=== Dataset content ===

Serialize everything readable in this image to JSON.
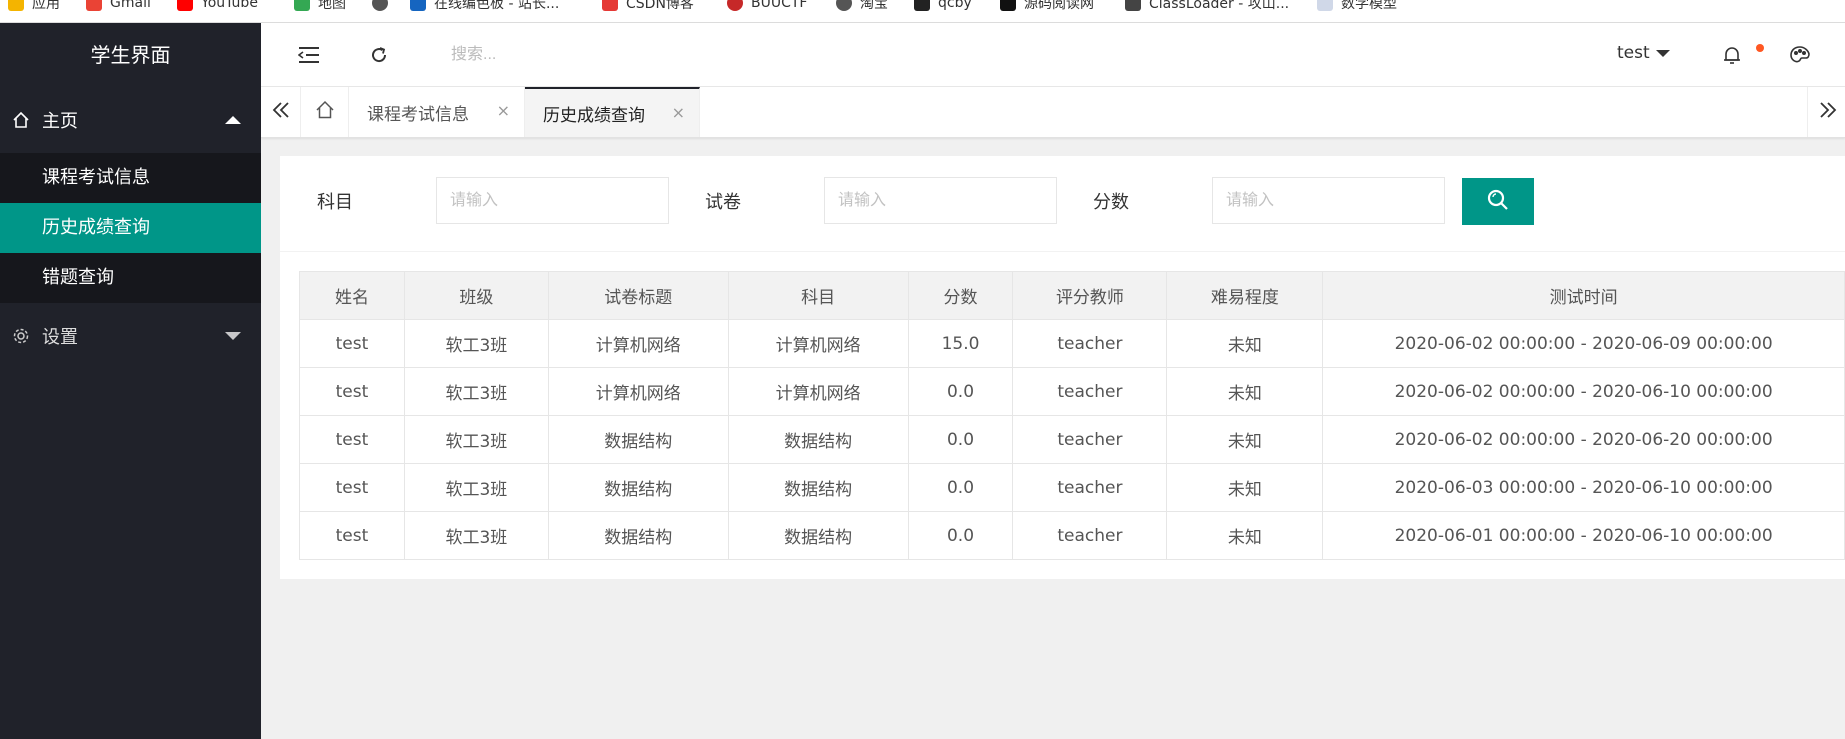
{
  "bookmarks": [
    {
      "label": "应用",
      "color": "#f4b400"
    },
    {
      "label": "Gmail",
      "color": "#ea4335"
    },
    {
      "label": "YouTube",
      "color": "#ff0000"
    },
    {
      "label": "地图",
      "color": "#34a853"
    },
    {
      "label": "",
      "color": "#555555"
    },
    {
      "label": "在线编色板 - 站长...",
      "color": "#1565c0"
    },
    {
      "label": "CSDN博客",
      "color": "#e53935"
    },
    {
      "label": "BUUCTF",
      "color": "#c62828"
    },
    {
      "label": "淘宝",
      "color": "#555555"
    },
    {
      "label": "qcby",
      "color": "#222222"
    },
    {
      "label": "源码阅读网",
      "color": "#111111"
    },
    {
      "label": "ClassLoader - 攻山...",
      "color": "#444444"
    },
    {
      "label": "数学模型",
      "color": "#d0d8e8"
    }
  ],
  "sidebar": {
    "logo": "学生界面",
    "home": {
      "label": "主页",
      "icon": "home-icon"
    },
    "sub_items": [
      "课程考试信息",
      "历史成绩查询",
      "错题查询"
    ],
    "active_index": 1,
    "settings": {
      "label": "设置",
      "icon": "gear-icon"
    }
  },
  "header": {
    "search_placeholder": "搜索...",
    "user": "test",
    "icons": [
      "menu-fold-icon",
      "refresh-icon",
      "bell-icon",
      "palette-icon"
    ]
  },
  "tabs": {
    "items": [
      {
        "label": "课程考试信息",
        "active": false
      },
      {
        "label": "历史成绩查询",
        "active": true
      }
    ],
    "close_glyph": "×"
  },
  "form": {
    "fields": [
      {
        "label": "科目",
        "placeholder": "请输入"
      },
      {
        "label": "试卷",
        "placeholder": "请输入"
      },
      {
        "label": "分数",
        "placeholder": "请输入"
      }
    ]
  },
  "table": {
    "headers": [
      "姓名",
      "班级",
      "试卷标题",
      "科目",
      "分数",
      "评分教师",
      "难易程度",
      "测试时间"
    ],
    "rows": [
      [
        "test",
        "软工3班",
        "计算机网络",
        "计算机网络",
        "15.0",
        "teacher",
        "未知",
        "2020-06-02 00:00:00 - 2020-06-09 00:00:00"
      ],
      [
        "test",
        "软工3班",
        "计算机网络",
        "计算机网络",
        "0.0",
        "teacher",
        "未知",
        "2020-06-02 00:00:00 - 2020-06-10 00:00:00"
      ],
      [
        "test",
        "软工3班",
        "数据结构",
        "数据结构",
        "0.0",
        "teacher",
        "未知",
        "2020-06-02 00:00:00 - 2020-06-20 00:00:00"
      ],
      [
        "test",
        "软工3班",
        "数据结构",
        "数据结构",
        "0.0",
        "teacher",
        "未知",
        "2020-06-03 00:00:00 - 2020-06-10 00:00:00"
      ],
      [
        "test",
        "软工3班",
        "数据结构",
        "数据结构",
        "0.0",
        "teacher",
        "未知",
        "2020-06-01 00:00:00 - 2020-06-10 00:00:00"
      ]
    ]
  },
  "colors": {
    "accent": "#009688",
    "sidebar": "#20222a",
    "notify_dot": "#ff5722"
  }
}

===

**Aim:** Reproduce all the records verbatim, excluding images.

**The answer:**
Serialize everything readable in this image to JSON.
{
  "bookmarks": [
    {
      "label": "应用",
      "color": "#f4b400"
    },
    {
      "label": "Gmail",
      "color": "#ea4335"
    },
    {
      "label": "YouTube",
      "color": "#ff0000"
    },
    {
      "label": "地图",
      "color": "#34a853"
    },
    {
      "label": "",
      "color": "#555555"
    },
    {
      "label": "在线编色板 - 站长...",
      "color": "#1565c0"
    },
    {
      "label": "CSDN博客",
      "color": "#e53935"
    },
    {
      "label": "BUUCTF",
      "color": "#c62828"
    },
    {
      "label": "淘宝",
      "color": "#555555"
    },
    {
      "label": "qcby",
      "color": "#222222"
    },
    {
      "label": "源码阅读网",
      "color": "#111111"
    },
    {
      "label": "ClassLoader - 攻山...",
      "color": "#444444"
    },
    {
      "label": "数学模型",
      "color": "#d0d8e8"
    }
  ],
  "sidebar": {
    "logo": "学生界面",
    "home": {
      "label": "主页",
      "icon": "home-icon"
    },
    "sub_items": [
      "课程考试信息",
      "历史成绩查询",
      "错题查询"
    ],
    "active_index": 1,
    "settings": {
      "label": "设置",
      "icon": "gear-icon"
    }
  },
  "header": {
    "search_placeholder": "搜索...",
    "user": "test",
    "icons": [
      "menu-fold-icon",
      "refresh-icon",
      "bell-icon",
      "palette-icon"
    ]
  },
  "tabs": {
    "items": [
      {
        "label": "课程考试信息",
        "active": false
      },
      {
        "label": "历史成绩查询",
        "active": true
      }
    ],
    "close_glyph": "×"
  },
  "form": {
    "fields": [
      {
        "label": "科目",
        "placeholder": "请输入"
      },
      {
        "label": "试卷",
        "placeholder": "请输入"
      },
      {
        "label": "分数",
        "placeholder": "请输入"
      }
    ]
  },
  "table": {
    "headers": [
      "姓名",
      "班级",
      "试卷标题",
      "科目",
      "分数",
      "评分教师",
      "难易程度",
      "测试时间"
    ],
    "rows": [
      [
        "test",
        "软工3班",
        "计算机网络",
        "计算机网络",
        "15.0",
        "teacher",
        "未知",
        "2020-06-02 00:00:00 - 2020-06-09 00:00:00"
      ],
      [
        "test",
        "软工3班",
        "计算机网络",
        "计算机网络",
        "0.0",
        "teacher",
        "未知",
        "2020-06-02 00:00:00 - 2020-06-10 00:00:00"
      ],
      [
        "test",
        "软工3班",
        "数据结构",
        "数据结构",
        "0.0",
        "teacher",
        "未知",
        "2020-06-02 00:00:00 - 2020-06-20 00:00:00"
      ],
      [
        "test",
        "软工3班",
        "数据结构",
        "数据结构",
        "0.0",
        "teacher",
        "未知",
        "2020-06-03 00:00:00 - 2020-06-10 00:00:00"
      ],
      [
        "test",
        "软工3班",
        "数据结构",
        "数据结构",
        "0.0",
        "teacher",
        "未知",
        "2020-06-01 00:00:00 - 2020-06-10 00:00:00"
      ]
    ]
  },
  "colors": {
    "accent": "#009688",
    "sidebar": "#20222a",
    "notify_dot": "#ff5722"
  }
}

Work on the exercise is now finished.